Copy every line of the material below word for word.

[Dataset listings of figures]

— begin —

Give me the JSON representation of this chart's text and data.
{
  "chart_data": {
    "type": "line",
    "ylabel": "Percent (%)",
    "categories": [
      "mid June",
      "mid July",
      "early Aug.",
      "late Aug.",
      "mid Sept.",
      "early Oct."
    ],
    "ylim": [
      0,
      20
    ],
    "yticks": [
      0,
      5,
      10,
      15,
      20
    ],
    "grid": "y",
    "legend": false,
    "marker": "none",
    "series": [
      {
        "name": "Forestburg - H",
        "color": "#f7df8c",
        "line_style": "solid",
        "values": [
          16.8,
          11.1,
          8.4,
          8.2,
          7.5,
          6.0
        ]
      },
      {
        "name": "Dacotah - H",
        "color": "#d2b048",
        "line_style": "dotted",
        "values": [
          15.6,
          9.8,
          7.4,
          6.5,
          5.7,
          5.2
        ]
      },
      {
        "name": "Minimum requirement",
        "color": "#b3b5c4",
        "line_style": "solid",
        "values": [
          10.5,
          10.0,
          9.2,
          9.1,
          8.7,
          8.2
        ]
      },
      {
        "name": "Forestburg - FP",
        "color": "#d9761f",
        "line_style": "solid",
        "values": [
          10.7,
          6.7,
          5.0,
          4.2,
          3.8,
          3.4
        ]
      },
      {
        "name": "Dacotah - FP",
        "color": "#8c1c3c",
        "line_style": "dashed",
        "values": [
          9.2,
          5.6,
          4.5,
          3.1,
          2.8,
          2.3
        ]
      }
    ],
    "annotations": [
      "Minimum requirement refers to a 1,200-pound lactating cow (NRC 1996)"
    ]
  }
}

— end —

* **THE SOLUTION**:
Give me the JSON representation of this chart's text and data.
{
  "chart_data": {
    "type": "line",
    "ylabel": "Percent (%)",
    "categories": [
      "mid June",
      "mid July",
      "early Aug.",
      "late Aug.",
      "mid Sept.",
      "early Oct."
    ],
    "ylim": [
      0,
      20
    ],
    "yticks": [
      0,
      5,
      10,
      15,
      20
    ],
    "grid": "y",
    "legend": false,
    "marker": "none",
    "series": [
      {
        "name": "Forestburg - H",
        "color": "#f7df8c",
        "line_style": "solid",
        "values": [
          16.8,
          11.1,
          8.4,
          8.2,
          7.5,
          6.0
        ]
      },
      {
        "name": "Dacotah - H",
        "color": "#d2b048",
        "line_style": "dotted",
        "values": [
          15.6,
          9.8,
          7.4,
          6.5,
          5.7,
          5.2
        ]
      },
      {
        "name": "Minimum requirement",
        "color": "#b3b5c4",
        "line_style": "solid",
        "values": [
          10.5,
          10.0,
          9.2,
          9.1,
          8.7,
          8.2
        ]
      },
      {
        "name": "Forestburg - FP",
        "color": "#d9761f",
        "line_style": "solid",
        "values": [
          10.7,
          6.7,
          5.0,
          4.2,
          3.8,
          3.4
        ]
      },
      {
        "name": "Dacotah - FP",
        "color": "#8c1c3c",
        "line_style": "dashed",
        "values": [
          9.2,
          5.6,
          4.5,
          3.1,
          2.8,
          2.3
        ]
      }
    ],
    "annotations": [
      "Minimum requirement refers to a 1,200-pound lactating cow (NRC 1996)"
    ]
  }
}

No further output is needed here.